AIM => The answer is a single number: how many lines hold the string "FFFFFF".

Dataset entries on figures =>
* * * * *
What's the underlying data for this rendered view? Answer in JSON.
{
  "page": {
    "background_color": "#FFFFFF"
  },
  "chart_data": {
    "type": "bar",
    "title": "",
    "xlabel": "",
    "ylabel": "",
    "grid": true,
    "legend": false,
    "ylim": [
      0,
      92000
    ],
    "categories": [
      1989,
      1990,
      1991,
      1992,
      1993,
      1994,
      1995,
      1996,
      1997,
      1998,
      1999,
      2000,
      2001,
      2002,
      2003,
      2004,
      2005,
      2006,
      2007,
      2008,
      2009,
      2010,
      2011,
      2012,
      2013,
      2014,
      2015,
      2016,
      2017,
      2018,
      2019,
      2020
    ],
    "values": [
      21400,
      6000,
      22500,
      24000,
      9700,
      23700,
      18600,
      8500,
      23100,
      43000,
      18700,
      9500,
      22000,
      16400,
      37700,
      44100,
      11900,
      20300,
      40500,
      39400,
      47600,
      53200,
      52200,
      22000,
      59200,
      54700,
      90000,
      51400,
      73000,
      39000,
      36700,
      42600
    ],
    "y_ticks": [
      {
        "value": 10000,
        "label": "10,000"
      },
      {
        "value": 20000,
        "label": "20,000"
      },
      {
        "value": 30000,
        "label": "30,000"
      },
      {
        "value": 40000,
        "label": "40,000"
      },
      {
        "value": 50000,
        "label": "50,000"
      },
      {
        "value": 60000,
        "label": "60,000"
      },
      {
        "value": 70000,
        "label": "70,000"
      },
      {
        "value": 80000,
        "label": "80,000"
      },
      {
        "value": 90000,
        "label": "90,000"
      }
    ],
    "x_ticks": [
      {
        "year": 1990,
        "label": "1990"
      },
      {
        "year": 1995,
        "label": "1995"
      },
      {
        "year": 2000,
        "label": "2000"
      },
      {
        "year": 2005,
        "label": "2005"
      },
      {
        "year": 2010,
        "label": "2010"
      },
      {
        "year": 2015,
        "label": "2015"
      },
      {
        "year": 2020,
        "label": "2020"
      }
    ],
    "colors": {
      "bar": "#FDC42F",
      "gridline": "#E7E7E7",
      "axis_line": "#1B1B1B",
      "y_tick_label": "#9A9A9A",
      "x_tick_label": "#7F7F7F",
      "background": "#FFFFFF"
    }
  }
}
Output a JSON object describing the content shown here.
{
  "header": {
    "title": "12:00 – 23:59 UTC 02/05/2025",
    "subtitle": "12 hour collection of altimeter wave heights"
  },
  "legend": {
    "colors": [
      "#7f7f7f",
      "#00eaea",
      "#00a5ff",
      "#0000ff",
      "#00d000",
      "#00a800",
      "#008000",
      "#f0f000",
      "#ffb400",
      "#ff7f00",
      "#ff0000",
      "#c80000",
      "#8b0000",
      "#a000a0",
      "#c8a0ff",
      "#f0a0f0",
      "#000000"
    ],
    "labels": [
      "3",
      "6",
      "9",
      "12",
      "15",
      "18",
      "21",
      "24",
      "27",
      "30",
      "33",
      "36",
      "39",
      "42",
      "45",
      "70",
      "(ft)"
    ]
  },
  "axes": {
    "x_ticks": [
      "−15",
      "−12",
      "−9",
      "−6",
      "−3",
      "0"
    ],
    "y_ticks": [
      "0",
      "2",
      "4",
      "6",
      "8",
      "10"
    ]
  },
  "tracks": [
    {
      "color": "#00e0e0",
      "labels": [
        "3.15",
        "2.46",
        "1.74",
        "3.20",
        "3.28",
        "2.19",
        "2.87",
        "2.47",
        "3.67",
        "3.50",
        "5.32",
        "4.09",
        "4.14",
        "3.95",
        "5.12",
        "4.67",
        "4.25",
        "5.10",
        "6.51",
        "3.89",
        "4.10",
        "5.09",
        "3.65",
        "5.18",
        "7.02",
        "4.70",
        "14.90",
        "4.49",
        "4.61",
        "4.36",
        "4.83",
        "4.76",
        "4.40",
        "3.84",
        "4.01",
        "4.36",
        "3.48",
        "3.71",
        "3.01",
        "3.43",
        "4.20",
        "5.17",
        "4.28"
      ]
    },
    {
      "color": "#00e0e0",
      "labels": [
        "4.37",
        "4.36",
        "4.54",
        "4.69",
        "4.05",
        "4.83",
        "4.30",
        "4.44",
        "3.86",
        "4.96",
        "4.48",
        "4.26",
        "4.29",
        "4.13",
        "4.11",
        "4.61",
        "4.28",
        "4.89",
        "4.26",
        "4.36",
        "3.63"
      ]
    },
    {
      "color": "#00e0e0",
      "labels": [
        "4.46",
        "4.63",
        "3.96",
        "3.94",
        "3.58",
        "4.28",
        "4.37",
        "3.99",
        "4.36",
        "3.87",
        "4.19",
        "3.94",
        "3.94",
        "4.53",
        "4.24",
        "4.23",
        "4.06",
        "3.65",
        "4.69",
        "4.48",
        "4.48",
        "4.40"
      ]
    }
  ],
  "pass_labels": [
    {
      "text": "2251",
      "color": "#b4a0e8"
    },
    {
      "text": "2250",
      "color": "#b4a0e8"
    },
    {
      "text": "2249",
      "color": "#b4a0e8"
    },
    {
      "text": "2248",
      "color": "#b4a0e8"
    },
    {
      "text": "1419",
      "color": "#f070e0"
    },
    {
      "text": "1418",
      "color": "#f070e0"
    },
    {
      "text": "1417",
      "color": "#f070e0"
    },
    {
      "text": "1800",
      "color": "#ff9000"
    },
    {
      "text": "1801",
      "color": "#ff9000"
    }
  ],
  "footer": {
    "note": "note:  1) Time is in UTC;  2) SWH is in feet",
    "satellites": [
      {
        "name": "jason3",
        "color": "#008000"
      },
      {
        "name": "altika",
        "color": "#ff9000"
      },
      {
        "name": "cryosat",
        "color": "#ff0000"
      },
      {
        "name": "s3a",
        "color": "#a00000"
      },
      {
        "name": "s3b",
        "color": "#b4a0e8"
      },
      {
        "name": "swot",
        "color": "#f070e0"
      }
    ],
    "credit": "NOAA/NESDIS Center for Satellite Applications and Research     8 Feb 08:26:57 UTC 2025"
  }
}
* * * * *
ANSWER TO THE EXERCISE => 2